## What is required:
Comb through the entries for "screenshot" and pull out each line that holds it.
BEGIN Task inputs
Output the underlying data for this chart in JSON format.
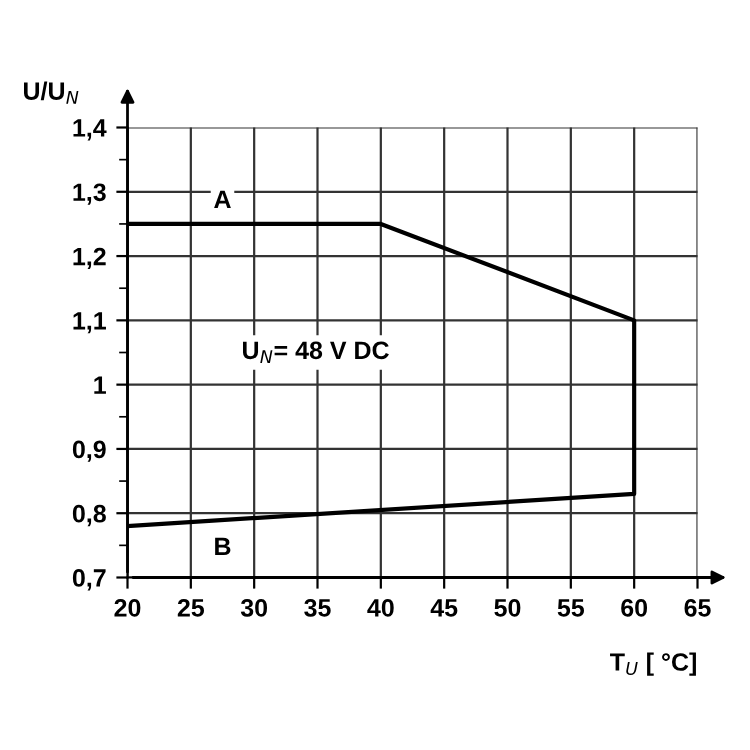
{
  "chart_data": {
    "type": "line",
    "xlabel": "T$_{U}$ [ °C]",
    "ylabel": "U/U$_{N}$",
    "x": [
      20,
      40,
      60,
      60,
      20
    ],
    "series": [
      {
        "color": "#000000",
        "values": [
          1.25,
          1.25,
          1.1,
          0.83,
          0.78
        ]
      }
    ],
    "annotations": [
      {
        "text": "A",
        "x": 27.5,
        "y": 1.25
      },
      {
        "text": "B",
        "x": 27.5,
        "y": 0.79
      },
      "U$_{N}$= 48 V DC"
    ],
    "xlim": [
      20,
      65
    ],
    "xticks": [
      20,
      25,
      30,
      35,
      40,
      45,
      50,
      55,
      60,
      65
    ],
    "ylim": [
      0.7,
      1.4
    ],
    "yticks": [
      {
        "value": 0.7,
        "label": "0,7"
      },
      {
        "value": 0.75,
        "label": null
      },
      {
        "value": 0.8,
        "label": "0,8"
      },
      {
        "value": 0.85,
        "label": null
      },
      {
        "value": 0.9,
        "label": "0,9"
      },
      {
        "value": 0.95,
        "label": null
      },
      {
        "value": 1,
        "label": "1"
      },
      {
        "value": 1.05,
        "label": null
      },
      {
        "value": 1.1,
        "label": "1,1"
      },
      {
        "value": 1.15,
        "label": null
      },
      {
        "value": 1.2,
        "label": "1,2"
      },
      {
        "value": 1.25,
        "label": null
      },
      {
        "value": 1.3,
        "label": "1,3"
      },
      {
        "value": 1.35,
        "label": null
      },
      {
        "value": 1.4,
        "label": "1,4"
      }
    ],
    "grid": true,
    "marker": "none",
    "line_style": "solid"
  }
}
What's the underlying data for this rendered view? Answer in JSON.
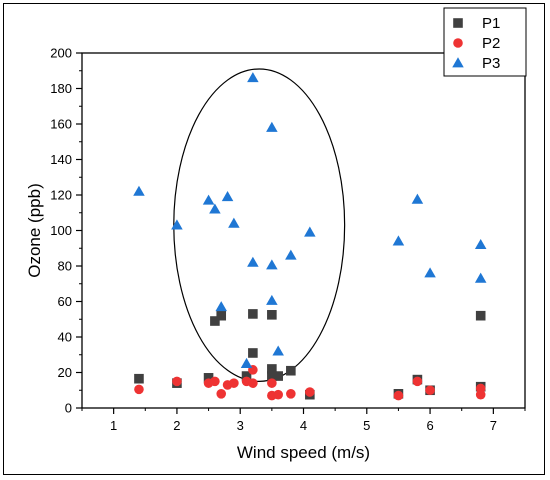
{
  "chart_data": {
    "type": "scatter",
    "xlabel": "Wind speed (m/s)",
    "ylabel": "Ozone (ppb)",
    "xlim": [
      0.5,
      7.5
    ],
    "ylim": [
      0,
      200
    ],
    "xticks": [
      1,
      2,
      3,
      4,
      5,
      6,
      7
    ],
    "yticks": [
      0,
      20,
      40,
      60,
      80,
      100,
      120,
      140,
      160,
      180,
      200
    ],
    "grid": false,
    "legend_position": "top-right",
    "annotation": {
      "shape": "ellipse",
      "center": [
        3.3,
        103
      ],
      "rx_data": 1.35,
      "ry_data": 88
    },
    "series": [
      {
        "name": "P1",
        "marker": "square",
        "color": "#404040",
        "points": [
          [
            1.4,
            16.5
          ],
          [
            2.0,
            14.0
          ],
          [
            2.5,
            17.0
          ],
          [
            2.6,
            49.0
          ],
          [
            2.7,
            52.0
          ],
          [
            3.1,
            18.0
          ],
          [
            3.2,
            31.0
          ],
          [
            3.2,
            53.0
          ],
          [
            3.5,
            22.0
          ],
          [
            3.5,
            52.5
          ],
          [
            3.5,
            18.0
          ],
          [
            3.6,
            18.0
          ],
          [
            3.8,
            21.0
          ],
          [
            4.1,
            7.5
          ],
          [
            5.5,
            8.0
          ],
          [
            5.8,
            16.0
          ],
          [
            6.0,
            10.0
          ],
          [
            6.8,
            12.0
          ],
          [
            6.8,
            52.0
          ]
        ]
      },
      {
        "name": "P2",
        "marker": "circle",
        "color": "#ee3333",
        "points": [
          [
            1.4,
            10.5
          ],
          [
            2.0,
            15.0
          ],
          [
            2.5,
            14.0
          ],
          [
            2.6,
            15.0
          ],
          [
            2.7,
            8.0
          ],
          [
            2.8,
            13.0
          ],
          [
            2.9,
            14.0
          ],
          [
            3.1,
            15.0
          ],
          [
            3.2,
            21.5
          ],
          [
            3.2,
            14.0
          ],
          [
            3.5,
            14.0
          ],
          [
            3.5,
            7.0
          ],
          [
            3.6,
            7.5
          ],
          [
            3.8,
            8.0
          ],
          [
            4.1,
            9.0
          ],
          [
            5.5,
            7.0
          ],
          [
            5.8,
            15.0
          ],
          [
            6.0,
            10.0
          ],
          [
            6.8,
            11.0
          ],
          [
            6.8,
            7.5
          ]
        ]
      },
      {
        "name": "P3",
        "marker": "triangle",
        "color": "#1f77d4",
        "points": [
          [
            1.4,
            122.0
          ],
          [
            2.0,
            103.0
          ],
          [
            2.5,
            117.0
          ],
          [
            2.6,
            112.0
          ],
          [
            2.7,
            57.0
          ],
          [
            2.8,
            119.0
          ],
          [
            2.9,
            104.0
          ],
          [
            3.1,
            25.0
          ],
          [
            3.2,
            186.0
          ],
          [
            3.2,
            82.0
          ],
          [
            3.5,
            158.0
          ],
          [
            3.5,
            80.5
          ],
          [
            3.5,
            60.5
          ],
          [
            3.6,
            32.0
          ],
          [
            3.8,
            86.0
          ],
          [
            4.1,
            99.0
          ],
          [
            5.5,
            94.0
          ],
          [
            5.8,
            117.5
          ],
          [
            6.0,
            76.0
          ],
          [
            6.8,
            92.0
          ],
          [
            6.8,
            73.0
          ]
        ]
      }
    ]
  }
}
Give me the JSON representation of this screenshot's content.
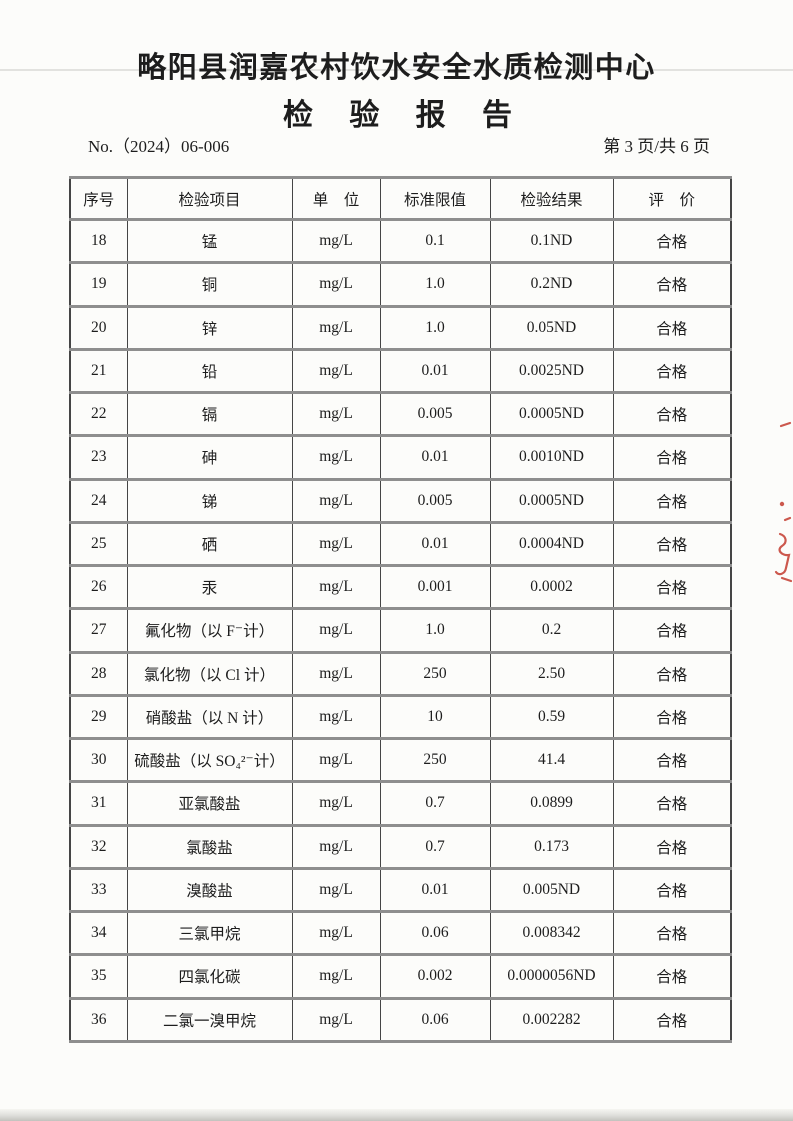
{
  "header": {
    "title": "略阳县润嘉农村饮水安全水质检测中心",
    "subtitle": "检 验 报 告"
  },
  "meta": {
    "report_no": "No.（2024）06-006",
    "page_indicator": "第 3 页/共 6 页"
  },
  "table": {
    "columns": [
      "序号",
      "检验项目",
      "单　位",
      "标准限值",
      "检验结果",
      "评　价"
    ],
    "rows": [
      {
        "no": "18",
        "item": "锰",
        "unit": "mg/L",
        "limit": "0.1",
        "result": "0.1ND",
        "evaluation": "合格"
      },
      {
        "no": "19",
        "item": "铜",
        "unit": "mg/L",
        "limit": "1.0",
        "result": "0.2ND",
        "evaluation": "合格"
      },
      {
        "no": "20",
        "item": "锌",
        "unit": "mg/L",
        "limit": "1.0",
        "result": "0.05ND",
        "evaluation": "合格"
      },
      {
        "no": "21",
        "item": "铅",
        "unit": "mg/L",
        "limit": "0.01",
        "result": "0.0025ND",
        "evaluation": "合格"
      },
      {
        "no": "22",
        "item": "镉",
        "unit": "mg/L",
        "limit": "0.005",
        "result": "0.0005ND",
        "evaluation": "合格"
      },
      {
        "no": "23",
        "item": "砷",
        "unit": "mg/L",
        "limit": "0.01",
        "result": "0.0010ND",
        "evaluation": "合格"
      },
      {
        "no": "24",
        "item": "锑",
        "unit": "mg/L",
        "limit": "0.005",
        "result": "0.0005ND",
        "evaluation": "合格"
      },
      {
        "no": "25",
        "item": "硒",
        "unit": "mg/L",
        "limit": "0.01",
        "result": "0.0004ND",
        "evaluation": "合格"
      },
      {
        "no": "26",
        "item": "汞",
        "unit": "mg/L",
        "limit": "0.001",
        "result": "0.0002",
        "evaluation": "合格"
      },
      {
        "no": "27",
        "item": "氟化物（以 F⁻计）",
        "unit": "mg/L",
        "limit": "1.0",
        "result": "0.2",
        "evaluation": "合格"
      },
      {
        "no": "28",
        "item": "氯化物（以 Cl 计）",
        "unit": "mg/L",
        "limit": "250",
        "result": "2.50",
        "evaluation": "合格"
      },
      {
        "no": "29",
        "item": "硝酸盐（以 N 计）",
        "unit": "mg/L",
        "limit": "10",
        "result": "0.59",
        "evaluation": "合格"
      },
      {
        "no": "30",
        "item": "硫酸盐（以 SO₄²⁻计）",
        "unit": "mg/L",
        "limit": "250",
        "result": "41.4",
        "evaluation": "合格"
      },
      {
        "no": "31",
        "item": "亚氯酸盐",
        "unit": "mg/L",
        "limit": "0.7",
        "result": "0.0899",
        "evaluation": "合格"
      },
      {
        "no": "32",
        "item": "氯酸盐",
        "unit": "mg/L",
        "limit": "0.7",
        "result": "0.173",
        "evaluation": "合格"
      },
      {
        "no": "33",
        "item": "溴酸盐",
        "unit": "mg/L",
        "limit": "0.01",
        "result": "0.005ND",
        "evaluation": "合格"
      },
      {
        "no": "34",
        "item": "三氯甲烷",
        "unit": "mg/L",
        "limit": "0.06",
        "result": "0.008342",
        "evaluation": "合格"
      },
      {
        "no": "35",
        "item": "四氯化碳",
        "unit": "mg/L",
        "limit": "0.002",
        "result": "0.0000056ND",
        "evaluation": "合格"
      },
      {
        "no": "36",
        "item": "二氯一溴甲烷",
        "unit": "mg/L",
        "limit": "0.06",
        "result": "0.002282",
        "evaluation": "合格"
      }
    ]
  },
  "theme": {
    "paper": "#fcfcfa",
    "ink": "#1d1d1d",
    "border_dark": "#454545",
    "border_gray": "#8e8e8e",
    "artifact_red": "#c43c30",
    "artifact_line": "#e2e2df"
  }
}
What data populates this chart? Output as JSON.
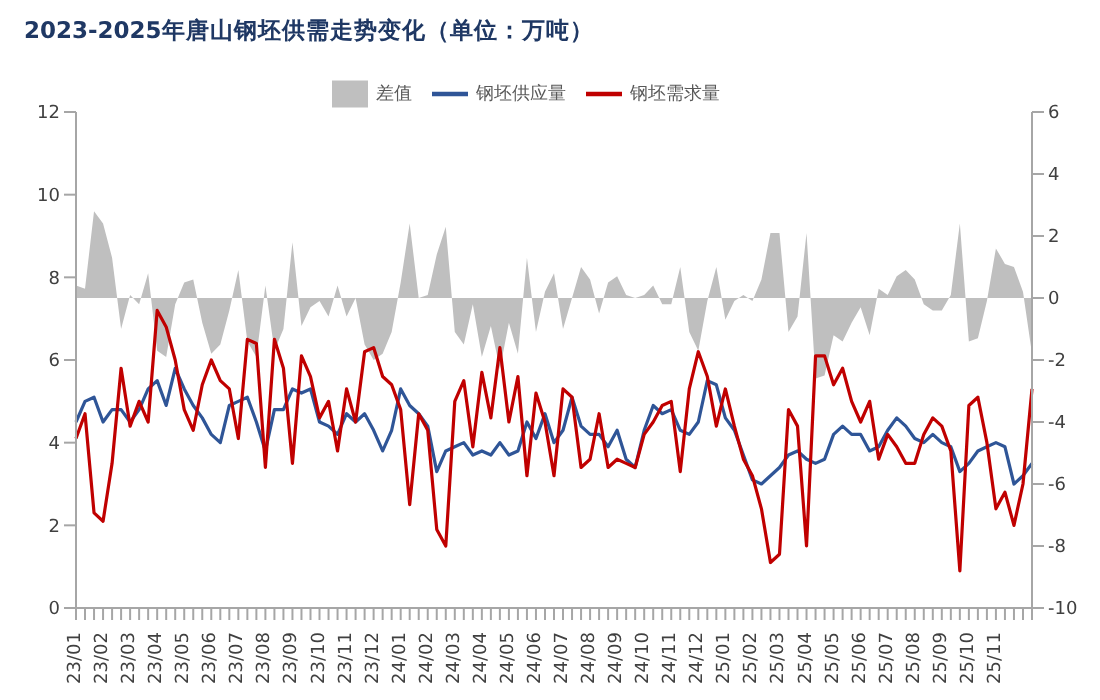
{
  "chart_data": {
    "type": "line",
    "title": "2023-2025年唐山钢坯供需走势变化（单位：万吨）",
    "categories": [
      "23/01",
      null,
      null,
      "23/02",
      null,
      null,
      "23/03",
      null,
      null,
      "23/04",
      null,
      null,
      "23/05",
      null,
      null,
      "23/06",
      null,
      null,
      "23/07",
      null,
      null,
      "23/08",
      null,
      null,
      "23/09",
      null,
      null,
      "23/10",
      null,
      null,
      "23/11",
      null,
      null,
      "23/12",
      null,
      null,
      "24/01",
      null,
      null,
      "24/02",
      null,
      null,
      "24/03",
      null,
      null,
      "24/04",
      null,
      null,
      "24/05",
      null,
      null,
      "24/06",
      null,
      null,
      "24/07",
      null,
      null,
      "24/08",
      null,
      null,
      "24/09",
      null,
      null,
      "24/10",
      null,
      null,
      "24/11",
      null,
      null,
      "24/12",
      null,
      null,
      "25/01",
      null,
      null,
      "25/02",
      null,
      null,
      "25/03",
      null,
      null,
      "25/04",
      null,
      null,
      "25/05",
      null,
      null,
      "25/06",
      null,
      null,
      "25/07",
      null,
      null,
      "25/08",
      null,
      null,
      "25/09",
      null,
      null,
      "25/10",
      null,
      null,
      "25/11",
      null,
      null,
      null,
      null
    ],
    "series": [
      {
        "name": "差值",
        "type": "area",
        "axis": "y2",
        "color": "#bfbfbf",
        "values": [
          0.4,
          0.3,
          2.8,
          2.4,
          1.3,
          -1.0,
          0.1,
          -0.2,
          0.8,
          -1.7,
          -1.9,
          -0.2,
          0.5,
          0.6,
          -0.8,
          -1.8,
          -1.5,
          -0.4,
          0.9,
          -1.4,
          -1.9,
          0.4,
          -1.7,
          -1.0,
          1.8,
          -0.9,
          -0.3,
          -0.1,
          -0.6,
          0.4,
          -0.6,
          0.0,
          -1.5,
          -2.0,
          -1.8,
          -1.1,
          0.5,
          2.4,
          0.0,
          0.1,
          1.4,
          2.3,
          -1.1,
          -1.5,
          -0.2,
          -1.9,
          -0.9,
          -2.3,
          -0.8,
          -1.8,
          1.3,
          -1.1,
          0.2,
          0.8,
          -1.0,
          0.0,
          1.0,
          0.6,
          -0.5,
          0.5,
          0.7,
          0.1,
          0.0,
          0.1,
          0.4,
          -0.2,
          -0.2,
          1.0,
          -1.1,
          -1.7,
          -0.1,
          1.0,
          -0.7,
          -0.1,
          0.1,
          -0.1,
          0.6,
          2.1,
          2.1,
          -1.1,
          -0.6,
          2.1,
          -2.6,
          -2.5,
          -1.2,
          -1.4,
          -0.8,
          -0.3,
          -1.2,
          0.3,
          0.1,
          0.7,
          0.9,
          0.6,
          -0.2,
          -0.4,
          -0.4,
          0.1,
          2.4,
          -1.4,
          -1.3,
          -0.1,
          1.6,
          1.1,
          1.0,
          0.2,
          -1.8
        ]
      },
      {
        "name": "钢坯供应量",
        "color": "#2f5597",
        "values": [
          4.5,
          5.0,
          5.1,
          4.5,
          4.8,
          4.8,
          4.5,
          4.8,
          5.3,
          5.5,
          4.9,
          5.8,
          5.3,
          4.9,
          4.6,
          4.2,
          4.0,
          4.9,
          5.0,
          5.1,
          4.5,
          3.8,
          4.8,
          4.8,
          5.3,
          5.2,
          5.3,
          4.5,
          4.4,
          4.2,
          4.7,
          4.5,
          4.7,
          4.3,
          3.8,
          4.3,
          5.3,
          4.9,
          4.7,
          4.4,
          3.3,
          3.8,
          3.9,
          4.0,
          3.7,
          3.8,
          3.7,
          4.0,
          3.7,
          3.8,
          4.5,
          4.1,
          4.7,
          4.0,
          4.3,
          5.1,
          4.4,
          4.2,
          4.2,
          3.9,
          4.3,
          3.6,
          3.4,
          4.3,
          4.9,
          4.7,
          4.8,
          4.3,
          4.2,
          4.5,
          5.5,
          5.4,
          4.6,
          4.3,
          3.7,
          3.1,
          3.0,
          3.2,
          3.4,
          3.7,
          3.8,
          3.6,
          3.5,
          3.6,
          4.2,
          4.4,
          4.2,
          4.2,
          3.8,
          3.9,
          4.3,
          4.6,
          4.4,
          4.1,
          4.0,
          4.2,
          4.0,
          3.9,
          3.3,
          3.5,
          3.8,
          3.9,
          4.0,
          3.9,
          3.0,
          3.2,
          3.5
        ]
      },
      {
        "name": "钢坯需求量",
        "color": "#c00000",
        "values": [
          4.1,
          4.7,
          2.3,
          2.1,
          3.5,
          5.8,
          4.4,
          5.0,
          4.5,
          7.2,
          6.8,
          6.0,
          4.8,
          4.3,
          5.4,
          6.0,
          5.5,
          5.3,
          4.1,
          6.5,
          6.4,
          3.4,
          6.5,
          5.8,
          3.5,
          6.1,
          5.6,
          4.6,
          5.0,
          3.8,
          5.3,
          4.5,
          6.2,
          6.3,
          5.6,
          5.4,
          4.8,
          2.5,
          4.7,
          4.3,
          1.9,
          1.5,
          5.0,
          5.5,
          3.9,
          5.7,
          4.6,
          6.3,
          4.5,
          5.6,
          3.2,
          5.2,
          4.5,
          3.2,
          5.3,
          5.1,
          3.4,
          3.6,
          4.7,
          3.4,
          3.6,
          3.5,
          3.4,
          4.2,
          4.5,
          4.9,
          5.0,
          3.3,
          5.3,
          6.2,
          5.6,
          4.4,
          5.3,
          4.4,
          3.6,
          3.2,
          2.4,
          1.1,
          1.3,
          4.8,
          4.4,
          1.5,
          6.1,
          6.1,
          5.4,
          5.8,
          5.0,
          4.5,
          5.0,
          3.6,
          4.2,
          3.9,
          3.5,
          3.5,
          4.2,
          4.6,
          4.4,
          3.8,
          0.9,
          4.9,
          5.1,
          4.0,
          2.4,
          2.8,
          2.0,
          3.0,
          5.3
        ]
      }
    ],
    "ylim": [
      0,
      12
    ],
    "yticks": [
      0,
      2,
      4,
      6,
      8,
      10,
      12
    ],
    "y2lim": [
      -10,
      6
    ],
    "y2ticks": [
      -10,
      -8,
      -6,
      -4,
      -2,
      0,
      2,
      4,
      6
    ],
    "legend": "top"
  }
}
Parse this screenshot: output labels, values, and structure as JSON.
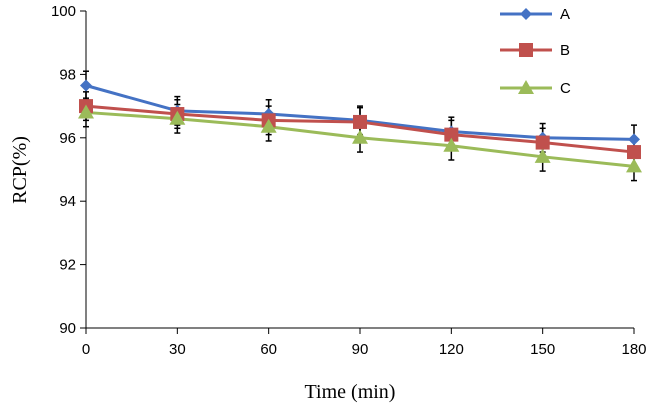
END Task inputs
## Answer to the exercise:
Give me the JSON representation of this screenshot's content.
Parse this screenshot: output labels, values, and structure as JSON.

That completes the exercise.